■ **TASK PROMPT**: Return all of the entries exactly as written.
_ _ _ _
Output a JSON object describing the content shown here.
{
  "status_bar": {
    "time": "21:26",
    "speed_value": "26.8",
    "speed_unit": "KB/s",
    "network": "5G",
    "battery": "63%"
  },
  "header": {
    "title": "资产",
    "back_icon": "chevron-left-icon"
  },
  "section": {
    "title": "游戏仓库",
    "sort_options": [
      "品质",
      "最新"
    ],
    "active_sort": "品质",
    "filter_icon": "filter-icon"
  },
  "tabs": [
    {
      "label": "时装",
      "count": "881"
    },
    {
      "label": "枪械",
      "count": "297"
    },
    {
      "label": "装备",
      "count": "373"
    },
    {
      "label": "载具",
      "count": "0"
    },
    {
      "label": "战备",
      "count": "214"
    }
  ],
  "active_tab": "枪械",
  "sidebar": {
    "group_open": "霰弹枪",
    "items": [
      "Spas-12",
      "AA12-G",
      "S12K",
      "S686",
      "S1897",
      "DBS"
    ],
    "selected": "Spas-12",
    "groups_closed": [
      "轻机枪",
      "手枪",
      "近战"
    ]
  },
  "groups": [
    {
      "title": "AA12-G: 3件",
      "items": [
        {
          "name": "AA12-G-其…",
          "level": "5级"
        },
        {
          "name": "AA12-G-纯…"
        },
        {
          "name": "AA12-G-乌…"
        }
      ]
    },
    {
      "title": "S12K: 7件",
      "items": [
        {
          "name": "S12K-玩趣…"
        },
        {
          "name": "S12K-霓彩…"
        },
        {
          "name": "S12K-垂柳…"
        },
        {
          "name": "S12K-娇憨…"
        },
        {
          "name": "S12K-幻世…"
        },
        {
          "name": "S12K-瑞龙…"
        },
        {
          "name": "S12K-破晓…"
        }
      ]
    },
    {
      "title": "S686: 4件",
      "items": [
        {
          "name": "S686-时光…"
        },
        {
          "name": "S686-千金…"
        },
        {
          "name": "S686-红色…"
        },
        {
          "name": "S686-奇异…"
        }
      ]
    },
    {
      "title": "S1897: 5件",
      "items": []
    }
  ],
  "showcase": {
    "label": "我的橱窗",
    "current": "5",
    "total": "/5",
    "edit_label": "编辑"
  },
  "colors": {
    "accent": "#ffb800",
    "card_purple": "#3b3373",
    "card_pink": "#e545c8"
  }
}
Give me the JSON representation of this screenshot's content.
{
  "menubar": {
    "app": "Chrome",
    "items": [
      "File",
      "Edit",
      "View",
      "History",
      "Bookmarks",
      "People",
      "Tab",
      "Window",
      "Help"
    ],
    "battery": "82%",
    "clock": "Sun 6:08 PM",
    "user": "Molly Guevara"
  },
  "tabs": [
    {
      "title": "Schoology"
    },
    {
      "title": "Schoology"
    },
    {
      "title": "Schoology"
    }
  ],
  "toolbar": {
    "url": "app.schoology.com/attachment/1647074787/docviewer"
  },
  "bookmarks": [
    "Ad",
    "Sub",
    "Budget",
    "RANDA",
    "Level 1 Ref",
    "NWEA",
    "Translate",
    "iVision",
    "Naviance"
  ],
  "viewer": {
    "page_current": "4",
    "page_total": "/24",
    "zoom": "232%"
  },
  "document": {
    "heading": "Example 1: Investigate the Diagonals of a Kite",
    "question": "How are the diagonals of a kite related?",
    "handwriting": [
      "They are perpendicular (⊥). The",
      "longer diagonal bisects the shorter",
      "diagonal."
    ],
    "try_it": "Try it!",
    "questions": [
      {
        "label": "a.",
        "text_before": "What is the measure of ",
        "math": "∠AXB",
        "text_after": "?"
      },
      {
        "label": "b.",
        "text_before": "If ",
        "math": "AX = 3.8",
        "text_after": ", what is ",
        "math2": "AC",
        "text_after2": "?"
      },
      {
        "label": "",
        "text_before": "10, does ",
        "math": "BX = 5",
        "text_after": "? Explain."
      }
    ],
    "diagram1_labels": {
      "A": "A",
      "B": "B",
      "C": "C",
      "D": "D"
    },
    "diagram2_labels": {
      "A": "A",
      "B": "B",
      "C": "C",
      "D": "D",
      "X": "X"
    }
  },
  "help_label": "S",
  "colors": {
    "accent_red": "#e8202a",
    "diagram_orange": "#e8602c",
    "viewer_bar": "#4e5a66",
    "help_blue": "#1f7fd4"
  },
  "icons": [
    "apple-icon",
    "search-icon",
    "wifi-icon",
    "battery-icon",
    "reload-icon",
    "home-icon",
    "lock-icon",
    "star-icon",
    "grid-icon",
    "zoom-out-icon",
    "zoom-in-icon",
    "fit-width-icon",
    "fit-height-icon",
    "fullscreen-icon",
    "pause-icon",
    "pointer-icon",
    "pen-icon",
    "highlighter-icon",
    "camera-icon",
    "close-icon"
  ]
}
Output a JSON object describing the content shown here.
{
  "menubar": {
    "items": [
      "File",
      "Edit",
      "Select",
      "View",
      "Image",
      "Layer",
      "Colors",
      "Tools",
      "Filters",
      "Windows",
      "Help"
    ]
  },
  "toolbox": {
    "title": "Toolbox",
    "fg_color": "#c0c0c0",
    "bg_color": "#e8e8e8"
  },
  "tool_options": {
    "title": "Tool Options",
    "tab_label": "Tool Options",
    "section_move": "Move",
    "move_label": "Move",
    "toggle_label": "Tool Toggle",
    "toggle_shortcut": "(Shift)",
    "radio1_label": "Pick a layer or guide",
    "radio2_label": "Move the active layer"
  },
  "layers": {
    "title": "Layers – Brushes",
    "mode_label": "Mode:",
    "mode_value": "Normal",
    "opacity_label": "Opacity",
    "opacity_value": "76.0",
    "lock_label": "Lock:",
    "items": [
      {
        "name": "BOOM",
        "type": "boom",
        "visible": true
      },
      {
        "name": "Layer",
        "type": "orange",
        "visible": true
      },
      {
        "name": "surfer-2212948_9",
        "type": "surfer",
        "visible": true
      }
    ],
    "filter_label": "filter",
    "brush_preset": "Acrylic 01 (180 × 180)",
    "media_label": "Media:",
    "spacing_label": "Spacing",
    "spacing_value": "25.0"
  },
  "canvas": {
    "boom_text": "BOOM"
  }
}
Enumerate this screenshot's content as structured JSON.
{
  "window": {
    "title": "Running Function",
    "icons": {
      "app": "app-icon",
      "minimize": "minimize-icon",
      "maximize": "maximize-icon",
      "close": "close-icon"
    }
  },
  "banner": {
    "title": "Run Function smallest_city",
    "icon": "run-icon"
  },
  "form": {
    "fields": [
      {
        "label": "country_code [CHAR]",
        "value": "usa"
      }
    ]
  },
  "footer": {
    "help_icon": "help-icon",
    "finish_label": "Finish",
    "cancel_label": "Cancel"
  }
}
_ _ _ _
■ **THE RESULT**:
Output a JSON object describing the content shown here.
{
  "status_bar": {
    "time": "21:26",
    "speed_value": "26.8",
    "speed_unit": "KB/s",
    "network": "5G",
    "battery": "63%"
  },
  "header": {
    "title": "资产",
    "back_icon": "chevron-left-icon"
  },
  "section": {
    "title": "游戏仓库",
    "sort_options": [
      "品质",
      "最新"
    ],
    "active_sort": "品质",
    "filter_icon": "filter-icon"
  },
  "tabs": [
    {
      "label": "时装",
      "count": "881"
    },
    {
      "label": "枪械",
      "count": "297"
    },
    {
      "label": "装备",
      "count": "373"
    },
    {
      "label": "载具",
      "count": "0"
    },
    {
      "label": "战备",
      "count": "214"
    }
  ],
  "active_tab": "枪械",
  "sidebar": {
    "group_open": "霰弹枪",
    "items": [
      "Spas-12",
      "AA12-G",
      "S12K",
      "S686",
      "S1897",
      "DBS"
    ],
    "selected": "Spas-12",
    "groups_closed": [
      "轻机枪",
      "手枪",
      "近战"
    ]
  },
  "groups": [
    {
      "title": "AA12-G: 3件",
      "items": [
        {
          "name": "AA12-G-其…",
          "level": "5级"
        },
        {
          "name": "AA12-G-纯…"
        },
        {
          "name": "AA12-G-乌…"
        }
      ]
    },
    {
      "title": "S12K: 7件",
      "items": [
        {
          "name": "S12K-玩趣…"
        },
        {
          "name": "S12K-霓彩…"
        },
        {
          "name": "S12K-垂柳…"
        },
        {
          "name": "S12K-娇憨…"
        },
        {
          "name": "S12K-幻世…"
        },
        {
          "name": "S12K-瑞龙…"
        },
        {
          "name": "S12K-破晓…"
        }
      ]
    },
    {
      "title": "S686: 4件",
      "items": [
        {
          "name": "S686-时光…"
        },
        {
          "name": "S686-千金…"
        },
        {
          "name": "S686-红色…"
        },
        {
          "name": "S686-奇异…"
        }
      ]
    },
    {
      "title": "S1897: 5件",
      "items": []
    }
  ],
  "showcase": {
    "label": "我的橱窗",
    "current": "5",
    "total": "/5",
    "edit_label": "编辑"
  },
  "colors": {
    "accent": "#ffb800",
    "card_purple": "#3b3373",
    "card_pink": "#e545c8"
  }
}
Give me the JSON representation of this screenshot's content.
{
  "menubar": {
    "app": "Chrome",
    "items": [
      "File",
      "Edit",
      "View",
      "History",
      "Bookmarks",
      "People",
      "Tab",
      "Window",
      "Help"
    ],
    "battery": "82%",
    "clock": "Sun 6:08 PM",
    "user": "Molly Guevara"
  },
  "tabs": [
    {
      "title": "Schoology"
    },
    {
      "title": "Schoology"
    },
    {
      "title": "Schoology"
    }
  ],
  "toolbar": {
    "url": "app.schoology.com/attachment/1647074787/docviewer"
  },
  "bookmarks": [
    "Ad",
    "Sub",
    "Budget",
    "RANDA",
    "Level 1 Ref",
    "NWEA",
    "Translate",
    "iVision",
    "Naviance"
  ],
  "viewer": {
    "page_current": "4",
    "page_total": "/24",
    "zoom": "232%"
  },
  "document": {
    "heading": "Example 1: Investigate the Diagonals of a Kite",
    "question": "How are the diagonals of a kite related?",
    "handwriting": [
      "They are perpendicular (⊥). The",
      "longer diagonal bisects the shorter",
      "diagonal."
    ],
    "try_it": "Try it!",
    "questions": [
      {
        "label": "a.",
        "text_before": "What is the measure of ",
        "math": "∠AXB",
        "text_after": "?"
      },
      {
        "label": "b.",
        "text_before": "If ",
        "math": "AX = 3.8",
        "text_after": ", what is ",
        "math2": "AC",
        "text_after2": "?"
      },
      {
        "label": "",
        "text_before": "10, does ",
        "math": "BX = 5",
        "text_after": "? Explain."
      }
    ],
    "diagram1_labels": {
      "A": "A",
      "B": "B",
      "C": "C",
      "D": "D"
    },
    "diagram2_labels": {
      "A": "A",
      "B": "B",
      "C": "C",
      "D": "D",
      "X": "X"
    }
  },
  "help_label": "S",
  "colors": {
    "accent_red": "#e8202a",
    "diagram_orange": "#e8602c",
    "viewer_bar": "#4e5a66",
    "help_blue": "#1f7fd4"
  },
  "icons": [
    "apple-icon",
    "search-icon",
    "wifi-icon",
    "battery-icon",
    "reload-icon",
    "home-icon",
    "lock-icon",
    "star-icon",
    "grid-icon",
    "zoom-out-icon",
    "zoom-in-icon",
    "fit-width-icon",
    "fit-height-icon",
    "fullscreen-icon",
    "pause-icon",
    "pointer-icon",
    "pen-icon",
    "highlighter-icon",
    "camera-icon",
    "close-icon"
  ]
}
Output a JSON object describing the content shown here.
{
  "menubar": {
    "items": [
      "File",
      "Edit",
      "Select",
      "View",
      "Image",
      "Layer",
      "Colors",
      "Tools",
      "Filters",
      "Windows",
      "Help"
    ]
  },
  "toolbox": {
    "title": "Toolbox",
    "fg_color": "#c0c0c0",
    "bg_color": "#e8e8e8"
  },
  "tool_options": {
    "title": "Tool Options",
    "tab_label": "Tool Options",
    "section_move": "Move",
    "move_label": "Move",
    "toggle_label": "Tool Toggle",
    "toggle_shortcut": "(Shift)",
    "radio1_label": "Pick a layer or guide",
    "radio2_label": "Move the active layer"
  },
  "layers": {
    "title": "Layers – Brushes",
    "mode_label": "Mode:",
    "mode_value": "Normal",
    "opacity_label": "Opacity",
    "opacity_value": "76.0",
    "lock_label": "Lock:",
    "items": [
      {
        "name": "BOOM",
        "type": "boom",
        "visible": true
      },
      {
        "name": "Layer",
        "type": "orange",
        "visible": true
      },
      {
        "name": "surfer-2212948_9",
        "type": "surfer",
        "visible": true
      }
    ],
    "filter_label": "filter",
    "brush_preset": "Acrylic 01 (180 × 180)",
    "media_label": "Media:",
    "spacing_label": "Spacing",
    "spacing_value": "25.0"
  },
  "canvas": {
    "boom_text": "BOOM"
  }
}
Enumerate this screenshot's content as structured JSON.
{
  "window": {
    "title": "Running Function",
    "icons": {
      "app": "app-icon",
      "minimize": "minimize-icon",
      "maximize": "maximize-icon",
      "close": "close-icon"
    }
  },
  "banner": {
    "title": "Run Function smallest_city",
    "icon": "run-icon"
  },
  "form": {
    "fields": [
      {
        "label": "country_code [CHAR]",
        "value": "usa"
      }
    ]
  },
  "footer": {
    "help_icon": "help-icon",
    "finish_label": "Finish",
    "cancel_label": "Cancel"
  }
}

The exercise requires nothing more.